• [EXTRAIT DU DOCUMENT]:
# # # # # # #

Les médecins suisses: un groupe de contrôle?

FMH
Édition
2018/48
DOI:
https://doi.org/10.4414/bms.2018.17375
Bull Med Suisses. 2018;99(48):1685

Affiliations
Dr méd., membre du Comité central de la FMH, responsable du département Numérisation / eHealth

Publié le 28.11.2018

L’étude SISA publiée en 2015 présente une image plutôt sombre de la numérisation au sein du corps médical ambulatoire [1], bien que le degré de numérisation augmente dans les cabinets médicaux suisses, selon une enquête annuelle de l’OCDE. La part de médecins qui utilisent des dossiers patients informatisés est passée à 50% en 2018 [2]. L’étude SISA rappelle aussi que les médecins en Suisse font partie d’une expérimentation globale: même si le système de santé de notre pays est comparable aux systèmes canadien ou américain pour son organisation ou sous l’aspect des principes de l’économie de marché, il ne connaît, inversement à eux, aucun incitatif visant à améliorer l’acceptation et l’utilisation de solutions informatiques dans le domaine de la santé ou à promouvoir la cybersanté. Le corps médical suisse joue donc en quelque sorte le rôle de groupe de contrôle qui fait avancer la numérisation sans que l’Etat n’instaure de système d’incitatifs. Les résultats d’une étude de la FMH sur la numérisation de la prise en charge médicale du point de vue du ­médecin (dans le présent numéro, pages 1685–1689) attestent d’une attitude sur le fond positive et d’une ouverture du corps médical pour les services numériques de santé. Cependant, cette étude de la FMH ne laisse pas non plus le moindre doute sur le fait que les inquiétudes du corps médical quant à la numérisation doivent être prises au sérieux et qu’il est primordial d’associer les médecins à la mise en œuvre de la cybersanté pour en garantir le succès. En parallèle, il faut encourager l’interopérabilité des systèmes pour qu’elle devienne une condition nécessaire à un processus de numérisation constant dans le domaine de la cybersanté, qui inclut bien évidemment aussi l’informatique au cabinet médical, sans oublier de créer des incitatifs.

# # # # # # #

• [INFORMATIONS FOURNIES]:
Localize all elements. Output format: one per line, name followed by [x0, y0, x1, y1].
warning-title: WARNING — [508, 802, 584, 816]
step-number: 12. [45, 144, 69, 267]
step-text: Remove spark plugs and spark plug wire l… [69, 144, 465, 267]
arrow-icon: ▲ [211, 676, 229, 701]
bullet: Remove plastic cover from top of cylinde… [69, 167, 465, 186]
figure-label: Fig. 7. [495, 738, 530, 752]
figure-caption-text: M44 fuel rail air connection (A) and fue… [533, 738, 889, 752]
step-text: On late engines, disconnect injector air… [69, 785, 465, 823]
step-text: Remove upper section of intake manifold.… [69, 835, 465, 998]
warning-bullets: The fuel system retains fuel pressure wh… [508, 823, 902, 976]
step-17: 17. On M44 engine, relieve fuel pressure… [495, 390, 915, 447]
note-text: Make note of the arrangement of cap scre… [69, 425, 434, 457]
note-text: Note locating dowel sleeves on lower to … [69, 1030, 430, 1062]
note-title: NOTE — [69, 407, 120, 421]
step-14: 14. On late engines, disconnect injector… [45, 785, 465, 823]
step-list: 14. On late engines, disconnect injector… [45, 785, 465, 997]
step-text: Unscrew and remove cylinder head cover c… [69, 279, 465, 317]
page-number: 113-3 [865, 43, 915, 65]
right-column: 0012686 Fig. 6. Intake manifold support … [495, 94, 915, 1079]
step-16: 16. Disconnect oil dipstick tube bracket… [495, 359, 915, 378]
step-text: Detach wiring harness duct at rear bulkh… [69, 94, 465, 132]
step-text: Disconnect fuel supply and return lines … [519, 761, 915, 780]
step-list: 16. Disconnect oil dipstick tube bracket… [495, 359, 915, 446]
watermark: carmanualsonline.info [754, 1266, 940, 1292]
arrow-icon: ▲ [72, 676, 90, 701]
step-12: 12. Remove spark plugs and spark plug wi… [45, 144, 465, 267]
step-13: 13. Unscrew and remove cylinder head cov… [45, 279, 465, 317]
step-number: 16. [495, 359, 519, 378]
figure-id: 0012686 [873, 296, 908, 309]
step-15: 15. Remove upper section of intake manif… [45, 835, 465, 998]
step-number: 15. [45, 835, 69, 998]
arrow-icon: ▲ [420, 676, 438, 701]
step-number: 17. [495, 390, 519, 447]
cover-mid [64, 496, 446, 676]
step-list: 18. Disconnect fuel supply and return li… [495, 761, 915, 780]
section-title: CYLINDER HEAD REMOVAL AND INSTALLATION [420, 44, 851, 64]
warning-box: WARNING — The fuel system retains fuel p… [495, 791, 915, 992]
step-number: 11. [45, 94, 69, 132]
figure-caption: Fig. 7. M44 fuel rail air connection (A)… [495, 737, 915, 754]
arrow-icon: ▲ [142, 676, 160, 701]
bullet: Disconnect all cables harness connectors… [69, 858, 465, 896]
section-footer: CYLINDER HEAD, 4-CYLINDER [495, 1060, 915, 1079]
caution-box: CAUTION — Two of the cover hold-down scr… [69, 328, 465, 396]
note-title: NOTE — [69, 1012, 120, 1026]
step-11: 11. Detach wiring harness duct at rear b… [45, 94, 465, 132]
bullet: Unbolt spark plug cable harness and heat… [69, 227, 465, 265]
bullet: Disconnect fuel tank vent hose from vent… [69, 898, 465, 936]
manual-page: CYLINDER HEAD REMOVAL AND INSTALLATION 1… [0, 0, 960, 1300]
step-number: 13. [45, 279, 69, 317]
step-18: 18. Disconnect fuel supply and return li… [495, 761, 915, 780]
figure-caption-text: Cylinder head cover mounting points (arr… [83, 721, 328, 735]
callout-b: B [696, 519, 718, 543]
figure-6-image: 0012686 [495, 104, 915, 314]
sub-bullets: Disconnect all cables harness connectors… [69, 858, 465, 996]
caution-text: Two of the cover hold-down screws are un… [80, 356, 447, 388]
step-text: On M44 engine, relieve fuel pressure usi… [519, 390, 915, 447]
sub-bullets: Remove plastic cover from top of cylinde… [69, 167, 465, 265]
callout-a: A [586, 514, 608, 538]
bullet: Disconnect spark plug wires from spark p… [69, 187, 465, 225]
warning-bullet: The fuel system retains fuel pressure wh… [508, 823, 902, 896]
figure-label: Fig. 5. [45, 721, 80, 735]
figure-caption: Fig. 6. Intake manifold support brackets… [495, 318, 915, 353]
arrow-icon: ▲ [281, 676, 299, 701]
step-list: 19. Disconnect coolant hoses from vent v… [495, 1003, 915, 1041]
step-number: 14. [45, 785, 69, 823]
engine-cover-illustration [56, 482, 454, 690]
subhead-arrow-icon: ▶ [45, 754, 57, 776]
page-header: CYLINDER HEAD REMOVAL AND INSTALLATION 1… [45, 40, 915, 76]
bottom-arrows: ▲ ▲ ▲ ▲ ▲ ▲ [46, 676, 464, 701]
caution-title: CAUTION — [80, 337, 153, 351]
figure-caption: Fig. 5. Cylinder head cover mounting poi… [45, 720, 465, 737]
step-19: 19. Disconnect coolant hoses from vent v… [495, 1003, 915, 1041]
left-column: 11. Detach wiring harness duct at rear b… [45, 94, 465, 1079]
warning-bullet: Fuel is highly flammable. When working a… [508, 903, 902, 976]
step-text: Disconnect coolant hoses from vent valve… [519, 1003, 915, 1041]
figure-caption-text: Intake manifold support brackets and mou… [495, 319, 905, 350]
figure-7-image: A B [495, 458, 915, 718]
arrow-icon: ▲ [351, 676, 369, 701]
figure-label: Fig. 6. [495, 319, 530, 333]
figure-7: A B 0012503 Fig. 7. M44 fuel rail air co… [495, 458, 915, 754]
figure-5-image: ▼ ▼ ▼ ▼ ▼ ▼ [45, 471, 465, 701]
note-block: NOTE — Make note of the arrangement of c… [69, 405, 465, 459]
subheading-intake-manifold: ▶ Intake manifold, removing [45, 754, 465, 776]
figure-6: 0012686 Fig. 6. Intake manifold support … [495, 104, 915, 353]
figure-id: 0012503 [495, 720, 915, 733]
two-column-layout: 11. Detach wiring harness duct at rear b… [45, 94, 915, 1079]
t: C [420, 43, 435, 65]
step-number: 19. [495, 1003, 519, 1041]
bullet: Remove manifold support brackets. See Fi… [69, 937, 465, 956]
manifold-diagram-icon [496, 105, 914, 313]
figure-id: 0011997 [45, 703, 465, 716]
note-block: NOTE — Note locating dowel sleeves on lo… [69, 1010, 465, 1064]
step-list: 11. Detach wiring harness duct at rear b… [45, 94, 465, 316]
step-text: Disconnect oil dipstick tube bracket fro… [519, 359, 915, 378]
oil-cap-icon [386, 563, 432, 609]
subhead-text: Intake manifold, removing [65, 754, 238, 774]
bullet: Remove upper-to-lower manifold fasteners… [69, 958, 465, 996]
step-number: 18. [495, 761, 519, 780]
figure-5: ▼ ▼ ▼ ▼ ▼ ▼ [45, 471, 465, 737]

# # # # # # #

• [OBJET DE LA TÂCHE]:
Donnez la suite du texte sur la numérisation chez les médecins suisses, en reprenant après sa dernière phrase. Les enregistrements n'ont aucun rôle ici.

• [RÉPONSE]:
Cette année, le département Numérisation / eHealth a repris les travaux relevant de l’informatique au cabinet médical, lancés initialement par l’Institut pour l’informatique au cabinet médical. Il y a quelques semaines, le département a organisé un congrès sur cette thématique dans le but de passer en revue l’avancée de la numérisation sur la base d’exemples concrets sur le terrain et de solliciter les échanges entre le corps médical et l’industrie.1 Les présentations et les exposés ont souligné que la numérisation allait bien au-delà du seul dossier électronique du patient. L’informatisation des processus au cabinet médical échoue souvent sur des choses apparemment banales, comme les échanges de données entre les applications de différents domaines tels que la comptabilité, les commandes ou la gestion de la qualité. L’absence d’intégration et d’interopérabilité rompt très rapidement la continuité des processus au cabinet médical et, manifestement, nous en sommes encore au début de la recherche de solution: l’utilisabilité des systèmes informatiques médicaux n’a guère évolué ces dernières années, comme le rappelle un sondage national réalisé régulièrement en Finlande [3].
Le manque d’incitatifs s’est également traduit par un faible déploiement du dossier médical partagé (DMP) en France [4]. Cinq ans après son lancement, seul 1,5% de la population a ouvert un DMP et moins de 1% des médecins du secteur privé participe au DMP. Du côté des médecins, ce manque d’intérêt réside dans les coûts d’investissement pour un système offrant une interface compatible avec le DMP. Ce n’est que dans une deuxième phase que le programme a été fondamentalement modifié avec la mise en place d’un système d’incitatifs. Le nombre de dossiers a alors augmenté de 50% au cours des dix premiers mois après le lancement du nouveau DMP. Reste à espérer que les médecins suisses franchiront le pas de groupe de contrôle et deviendront un groupe d’intervention.
1 Djalali S, Ursprung N, Rosemann T, Senn O, Tandjung R. Undirected health IT implementation in ambulatory care favors paper-based workarounds and limits health data exchange. Int J Med Inform. 2015.
2 Golder L, Jans C. Swiss eHealth Barometer 2018, 2018.
3 Kaipio J, et al. Usability problems do not heal by themselves: ­National survey on physicians’ experiences with EHRs in Finland. Int J Med Inform. 2017.
4 Séroussi B, Bouaud J. Adoption of a Nationwide Shared Medical ­Record in France: Lessons Learnt after 5 Years of Deployment. Amin Annu Symp Proc Arch. 2016.